Problem to solve: Look for the string "Europa" in every line, and copy each line that has it.

Data for this task:
- - -

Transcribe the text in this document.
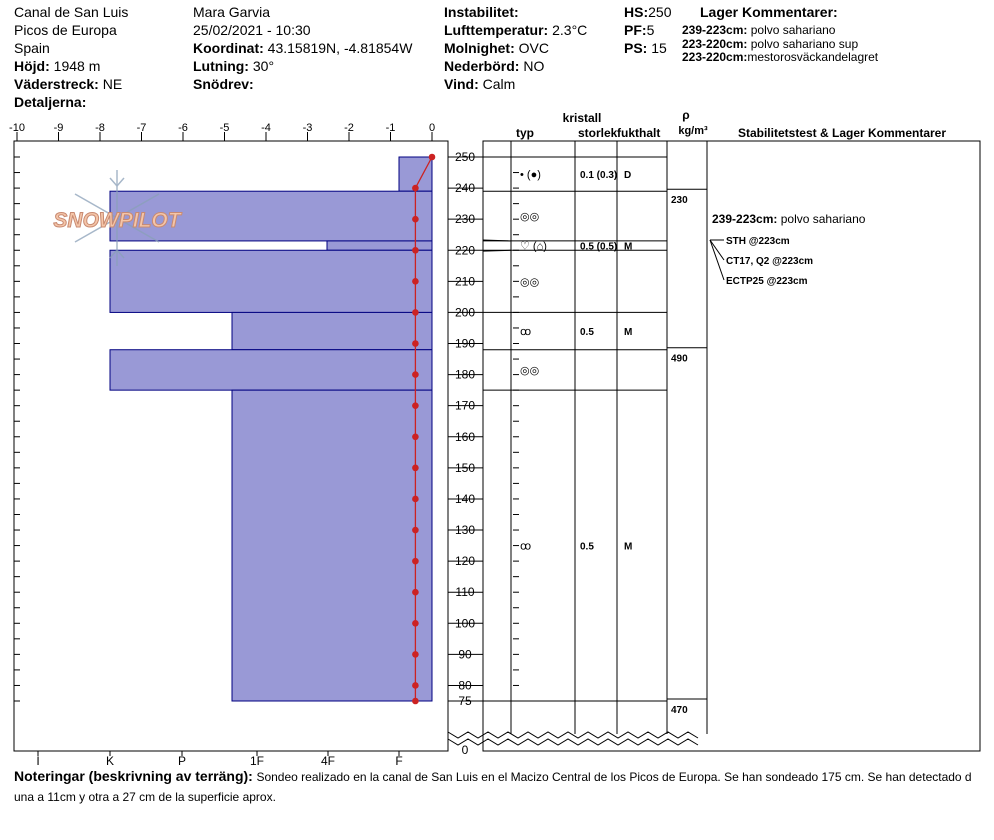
Canal de San Luis
Picos de Europa
Spain
Höjd: 1948 m
Väderstreck: NE
Detaljerna:
Mara Garvia
25/02/2021 - 10:30
Koordinat: 43.15819N, -4.81854W
Lutning: 30°
Snödrev:
Instabilitet:
Lufttemperatur: 2.3°C
Molnighet: OVC
Nederbörd: NO
Vind: Calm
HS:250
PF:5
PS: 15
Lager Kommentarer:
239-223cm: polvo sahariano
223-220cm: polvo sahariano sup
223-220cm:mestorosväckandelagret
kristall
typ	storlek fukthalt
ρ
kg/m³	Stabilitetstest & Lager Kommentarer
SNOWPILOT
-10	-9	-8	-7	-6	-5	-4	-3	-2	-1	0
I	K	P	1F	4F	F
0
75
80
90
100
110
120
130
140
150
160
170
180
190
200
210
220
230
240
250
• (●)	0.1 (0.3) D
◎◎
♡ (⌂)	0.5 (0.5) M
◎◎
ꝏ	0.5	M
◎◎
ꝏ	0.5	M
230
490
470
239-223cm: polvo sahariano
STH @223cm
CT17, Q2 @223cm
ECTP25 @223cm
Noteringar (beskrivning av terräng): Sondeo realizado en la canal de San Luis en el Macizo Central de los Picos de Europa. Se han sondeado 175 cm. Se han detectado d una a 11cm y otra a 27 cm de la superficie aprox.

- - -

Result below:
Picos de Europa
Noteringar (beskrivning av terräng): Sondeo realizado en la canal de San Luis en el Macizo Central de los Picos de Europa. Se han sondeado 175 cm. Se han detectado d una a 11cm y otra a 27 cm de la superficie aprox.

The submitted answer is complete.